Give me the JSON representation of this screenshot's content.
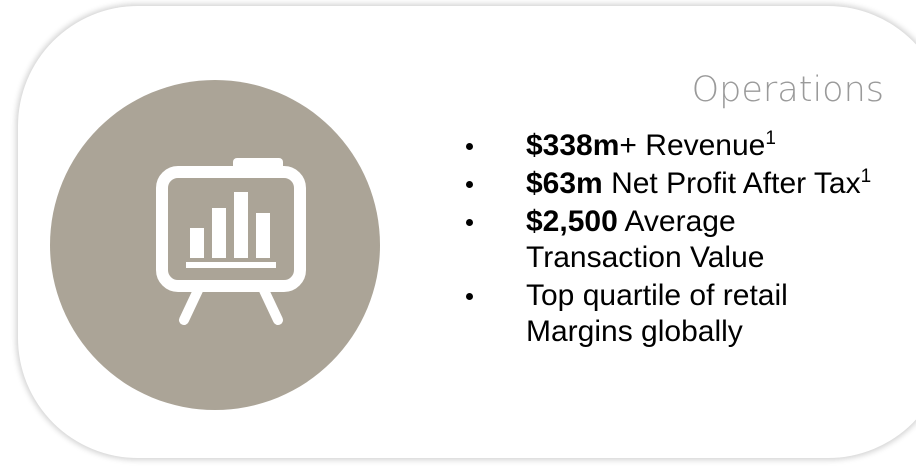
{
  "heading": "Operations",
  "items": [
    {
      "bold": "$338m",
      "text": "+ Revenue",
      "sup": "1"
    },
    {
      "bold": "$63m",
      "text": " Net Profit After Tax",
      "sup": "1"
    },
    {
      "bold": "$2,500",
      "text": " Average Transaction Value"
    },
    {
      "text": "Top quartile of retail Margins globally"
    }
  ]
}
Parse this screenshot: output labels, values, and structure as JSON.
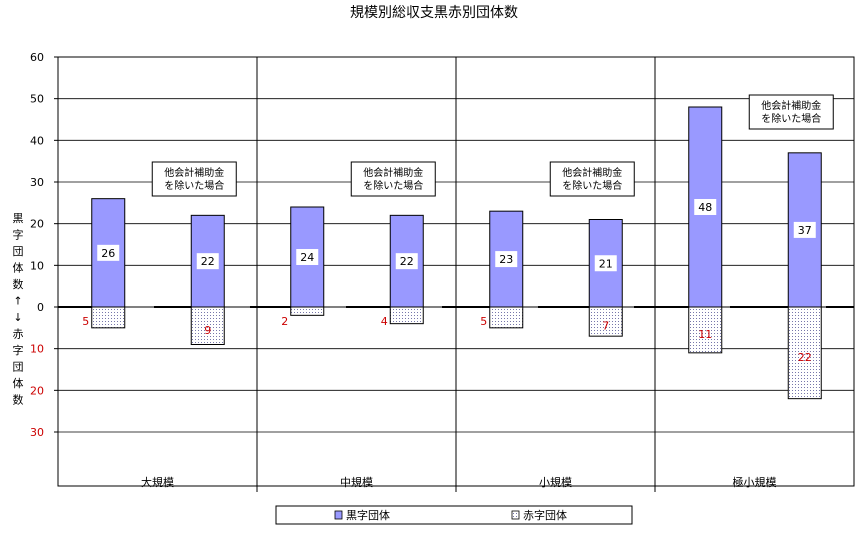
{
  "chart_data": {
    "type": "bar",
    "title": "規模別総収支黒赤別団体数",
    "ylabel": "黒字団体数↑↓赤字団体数",
    "ylim": [
      -30,
      60
    ],
    "yticks": [
      {
        "value": 60,
        "label": "60"
      },
      {
        "value": 50,
        "label": "50"
      },
      {
        "value": 40,
        "label": "40"
      },
      {
        "value": 30,
        "label": "30"
      },
      {
        "value": 20,
        "label": "20"
      },
      {
        "value": 10,
        "label": "10"
      },
      {
        "value": 0,
        "label": "0"
      },
      {
        "value": -10,
        "label": "10"
      },
      {
        "value": -20,
        "label": "20"
      },
      {
        "value": -30,
        "label": "30"
      }
    ],
    "groups": [
      "大規模",
      "中規模",
      "小規模",
      "極小規模"
    ],
    "note": "他会計補助金を除いた場合",
    "note_lines": [
      "他会計補助金",
      "を除いた場合"
    ],
    "series": [
      {
        "name": "黒字団体",
        "color": "#9999ff",
        "values": [
          [
            26,
            22
          ],
          [
            24,
            22
          ],
          [
            23,
            21
          ],
          [
            48,
            37
          ]
        ]
      },
      {
        "name": "赤字団体",
        "color": "#ffffff",
        "values": [
          [
            5,
            9
          ],
          [
            2,
            4
          ],
          [
            5,
            7
          ],
          [
            11,
            22
          ]
        ]
      }
    ],
    "grid": true,
    "legend_position": "bottom"
  },
  "colors": {
    "surplus_fill": "#9999ff",
    "deficit_label": "#cc0000",
    "grid": "#000000"
  }
}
----------------
◆ Task description:
Find the word "screenshot" in the material, then list each line that holds it.

◆ Solution:
Give me the JSON representation of this screenshot's content.
Parse this screenshot: output labels, values, and structure as JSON.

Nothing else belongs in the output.